**TASK INPUTS**
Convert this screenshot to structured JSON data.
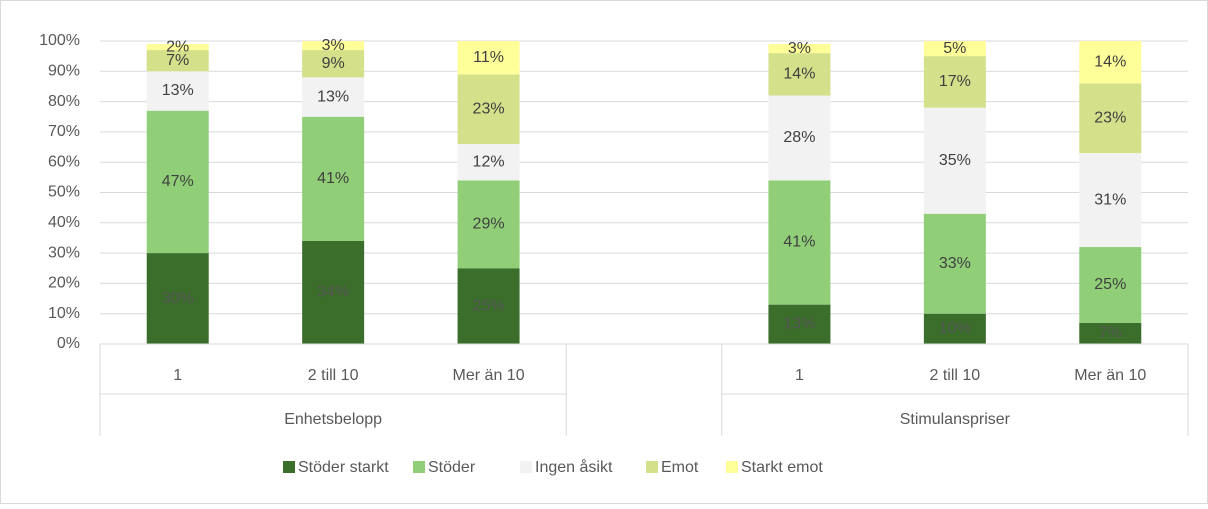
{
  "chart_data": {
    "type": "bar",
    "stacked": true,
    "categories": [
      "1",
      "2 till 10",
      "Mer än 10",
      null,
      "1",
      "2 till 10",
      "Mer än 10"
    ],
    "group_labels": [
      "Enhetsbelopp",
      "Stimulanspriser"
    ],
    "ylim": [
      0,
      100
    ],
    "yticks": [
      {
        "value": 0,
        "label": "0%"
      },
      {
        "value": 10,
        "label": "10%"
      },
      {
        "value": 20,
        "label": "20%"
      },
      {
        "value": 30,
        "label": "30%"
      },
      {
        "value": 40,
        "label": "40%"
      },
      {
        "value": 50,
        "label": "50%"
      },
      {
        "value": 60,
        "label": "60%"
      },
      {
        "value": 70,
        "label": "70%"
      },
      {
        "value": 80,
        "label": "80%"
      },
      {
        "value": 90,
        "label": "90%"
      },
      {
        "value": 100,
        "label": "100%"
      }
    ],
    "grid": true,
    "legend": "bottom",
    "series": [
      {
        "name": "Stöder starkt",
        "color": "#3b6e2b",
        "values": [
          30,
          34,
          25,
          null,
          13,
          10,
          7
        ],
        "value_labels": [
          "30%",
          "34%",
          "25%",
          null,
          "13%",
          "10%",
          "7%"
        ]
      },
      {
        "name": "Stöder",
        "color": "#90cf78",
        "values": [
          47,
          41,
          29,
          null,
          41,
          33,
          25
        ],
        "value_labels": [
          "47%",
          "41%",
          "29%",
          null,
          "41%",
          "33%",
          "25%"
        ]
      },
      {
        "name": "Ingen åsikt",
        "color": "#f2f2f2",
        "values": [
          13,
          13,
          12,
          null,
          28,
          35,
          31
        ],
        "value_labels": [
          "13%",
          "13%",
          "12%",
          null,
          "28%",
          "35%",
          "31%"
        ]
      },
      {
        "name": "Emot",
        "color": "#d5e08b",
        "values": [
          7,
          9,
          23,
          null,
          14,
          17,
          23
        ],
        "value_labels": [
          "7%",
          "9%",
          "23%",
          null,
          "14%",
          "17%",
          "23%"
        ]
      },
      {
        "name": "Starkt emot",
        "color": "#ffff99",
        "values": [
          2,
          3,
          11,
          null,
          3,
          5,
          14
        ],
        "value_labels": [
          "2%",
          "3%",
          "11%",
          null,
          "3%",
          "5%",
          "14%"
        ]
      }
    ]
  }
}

...

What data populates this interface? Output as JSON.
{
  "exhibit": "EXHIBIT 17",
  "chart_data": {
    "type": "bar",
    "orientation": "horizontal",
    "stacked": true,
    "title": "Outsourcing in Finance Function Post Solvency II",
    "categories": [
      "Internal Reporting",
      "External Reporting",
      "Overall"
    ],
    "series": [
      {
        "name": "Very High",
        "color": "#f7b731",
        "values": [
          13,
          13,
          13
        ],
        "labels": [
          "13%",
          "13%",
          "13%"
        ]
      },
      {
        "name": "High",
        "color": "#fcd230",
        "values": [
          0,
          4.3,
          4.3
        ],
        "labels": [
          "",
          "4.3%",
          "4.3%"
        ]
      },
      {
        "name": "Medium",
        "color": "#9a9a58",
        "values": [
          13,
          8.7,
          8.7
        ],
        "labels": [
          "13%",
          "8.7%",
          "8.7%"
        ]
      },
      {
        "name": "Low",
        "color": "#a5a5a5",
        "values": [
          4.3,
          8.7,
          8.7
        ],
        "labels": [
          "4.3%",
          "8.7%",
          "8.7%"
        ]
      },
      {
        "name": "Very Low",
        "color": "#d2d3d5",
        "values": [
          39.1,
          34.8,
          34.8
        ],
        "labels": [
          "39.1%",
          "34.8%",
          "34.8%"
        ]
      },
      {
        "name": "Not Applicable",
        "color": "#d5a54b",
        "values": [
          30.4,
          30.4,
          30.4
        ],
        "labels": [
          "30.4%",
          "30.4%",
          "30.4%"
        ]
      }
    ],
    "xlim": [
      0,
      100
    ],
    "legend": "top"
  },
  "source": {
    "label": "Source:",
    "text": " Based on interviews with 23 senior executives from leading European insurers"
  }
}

**THE EXERCISE**
In the lines above, find each one with "name" and list it.

**ANSWER FOR THIS EXERCISE**
        "name": "Stöder starkt",
        "name": "Stöder",
        "name": "Ingen åsikt",
        "name": "Emot",
        "name": "Starkt emot",
        "name": "Very High",
        "name": "High",
        "name": "Medium",
        "name": "Low",
        "name": "Very Low",
        "name": "Not Applicable",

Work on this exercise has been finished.